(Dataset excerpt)
-- -- --
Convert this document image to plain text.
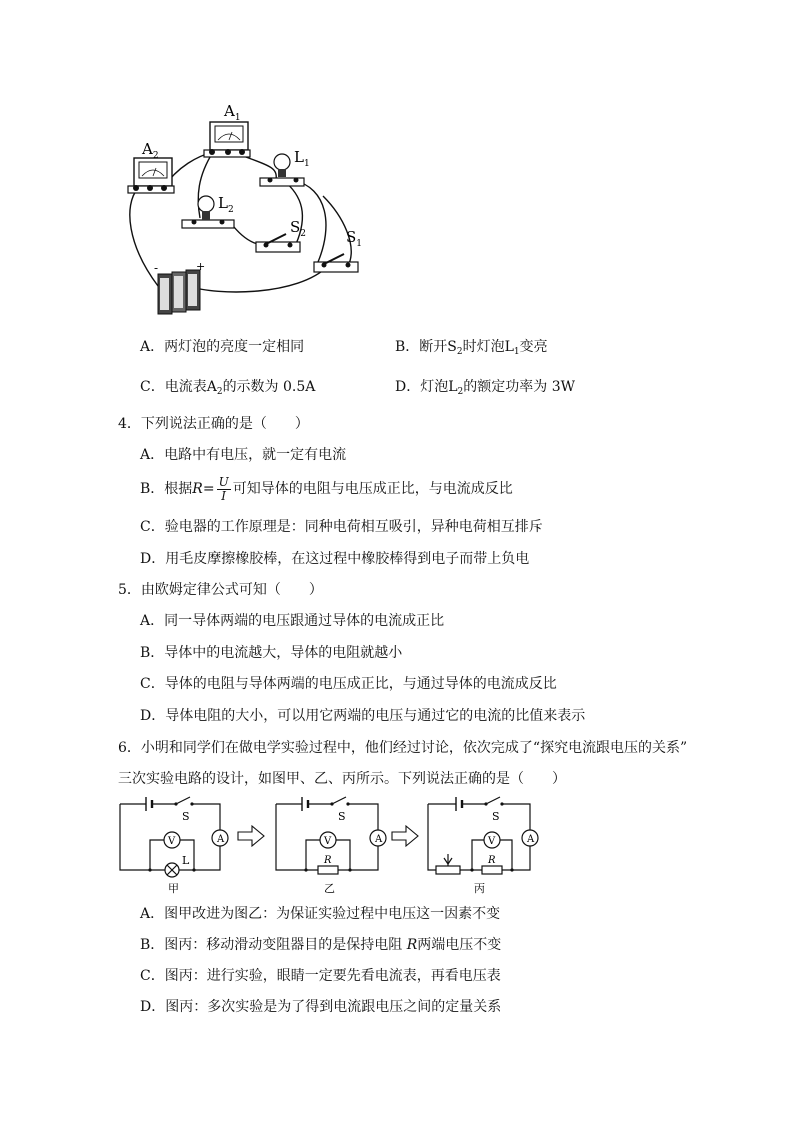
$A_1$
$A_2$	$L_1$
$L_2$
$S_2$	$S_1$
-	+
A．两灯泡的亮度一定相同	B．断开$S_2$时灯泡$L_1$变亮
C．电流表$A_2$的示数为 0.5A	D．灯泡$L_2$的额定功率为 3W
4．下列说法正确的是（　　）
A．电路中有电压，就一定有电流
B．根据$R= \frac{U}{I}$ 可知导体的电阻与电压成正比，与电流成反比
C．验电器的工作原理是：同种电荷相互吸引，异种电荷相互排斥
D．用毛皮摩擦橡胶棒，在这过程中橡胶棒得到电子而带上负电
5．由欧姆定律公式可知（　　）
A．同一导体两端的电压跟通过导体的电流成正比
B．导体中的电流越大，导体的电阻就越小
C．导体的电阻与导体两端的电压成正比，与通过导体的电流成反比
D．导体电阻的大小，可以用它两端的电压与通过它的电流的比值来表示
6．小明和同学们在做电学实验过程中，他们经过讨论，依次完成了“探究电流跟电压的关系”
三次实验电路的设计，如图甲、乙、丙所示。下列说法正确的是（　　）
S
A
V
L
甲
S
A
V
R
乙
S
A
V
R
丙
A．图甲改进为图乙：为保证实验过程中电压这一因素不变
B．图丙：移动滑动变阻器目的是保持电阻 R两端电压不变
C．图丙：进行实验，眼睛一定要先看电流表，再看电压表
D．图丙：多次实验是为了得到电流跟电压之间的定量关系
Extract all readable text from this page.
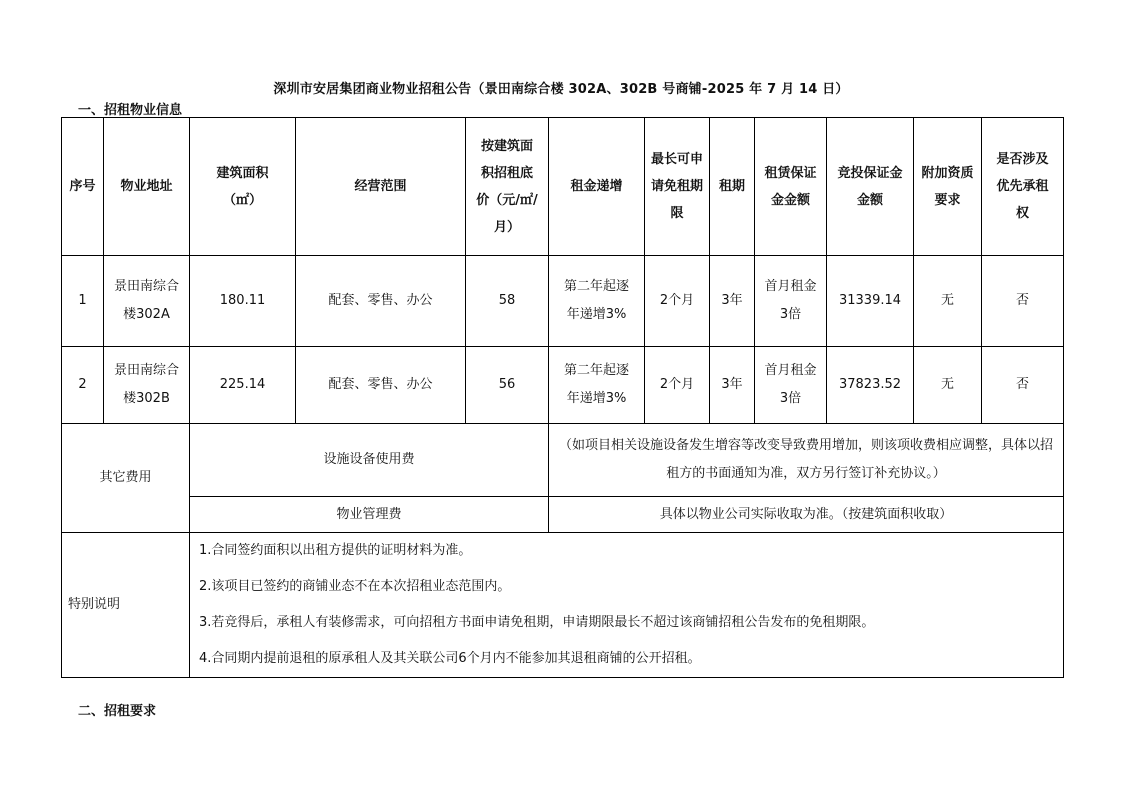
深圳市安居集团商业物业招租公告（景田南综合楼 302A、302B 号商铺-2025 年 7 月 14 日）
一、招租物业信息
序号	物业地址	建筑面积（㎡）	经营范围	按建筑面积招租底价（元/㎡/月）	租金递增	最长可申请免租期限	租期	租赁保证金金额	竞投保证金金额	附加资质要求	是否涉及优先承租权
1	景田南综合楼302A	180.11	配套、零售、办公	58	第二年起逐年递增3%	2个月	3年	首月租金3倍	31339.14	无	否
2	景田南综合楼302B	225.14	配套、零售、办公	56	第二年起逐年递增3%	2个月	3年	首月租金3倍	37823.52	无	否
其它费用		设施设备使用费			（如项目相关设施设备发生增容等改变导致费用增加，则该项收费相应调整，具体以招租方的书面通知为准，双方另行签订补充协议。）						
		物业管理费			具体以物业公司实际收取为准。（按建筑面积收取）						
特别说明		1.合同签约面积以出租方提供的证明材料为准。
2.该项目已签约的商铺业态不在本次招租业态范围内。
3.若竞得后，承租人有装修需求，可向招租方书面申请免租期，申请期限最长不超过该商铺招租公告发布的免租期限。
4.合同期内提前退租的原承租人及其关联公司6个月内不能参加其退租商铺的公开招租。									
二、招租要求
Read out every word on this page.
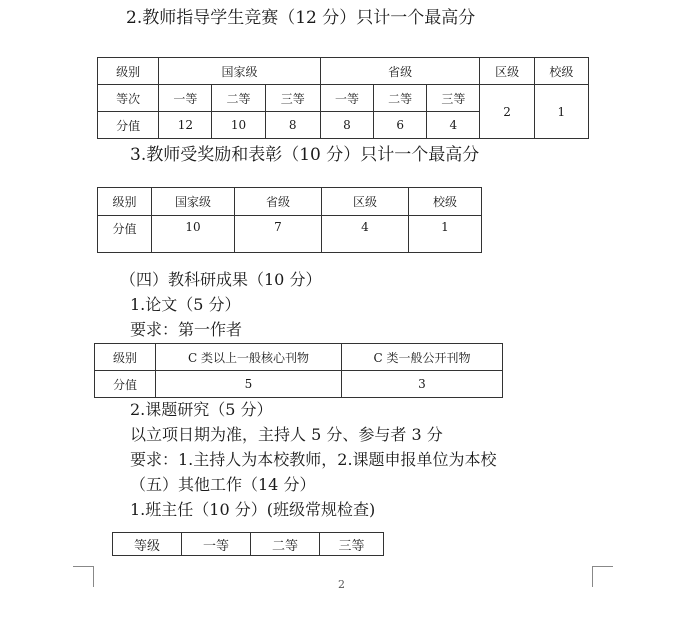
2.教师指导学生竞赛（12 分）只计一个最高分
级别	国家级			省级			区级	校级
等次	一等	二等	三等	一等	二等	三等	2	1
分值	12	10	8	8	6	4		
3.教师受奖励和表彰（10 分）只计一个最高分
级别	国家级	省级	区级	校级
分值	10	7	4	1
（四）教科研成果（10 分）
1.论文（5 分）
要求：第一作者
级别	C 类以上一般核心刊物	C 类一般公开刊物
分值	5	3
2.课题研究（5 分）
以立项日期为准，主持人 5 分、参与者 3 分
要求：1.主持人为本校教师，2.课题申报单位为本校
（五）其他工作（14 分）
1.班主任（10 分）(班级常规检查)
等级	一等	二等	三等
2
-- -- --
◆ **Exercise task**: Omit all pictures and write out, exactly, only the lines from the line containing "Read out every word on this page." through the last line of the entries above.

◆ **Written response**:
Read out every word on this page.
2.教师指导学生竞赛（12 分）只计一个最高分
级别	国家级			省级			区级	校级
等次	一等	二等	三等	一等	二等	三等	2	1
分值	12	10	8	8	6	4		
3.教师受奖励和表彰（10 分）只计一个最高分
级别	国家级	省级	区级	校级
分值	10	7	4	1
（四）教科研成果（10 分）
1.论文（5 分）
要求：第一作者
级别	C 类以上一般核心刊物	C 类一般公开刊物
分值	5	3
2.课题研究（5 分）
以立项日期为准，主持人 5 分、参与者 3 分
要求：1.主持人为本校教师，2.课题申报单位为本校
（五）其他工作（14 分）
1.班主任（10 分）(班级常规检查)
等级	一等	二等	三等
2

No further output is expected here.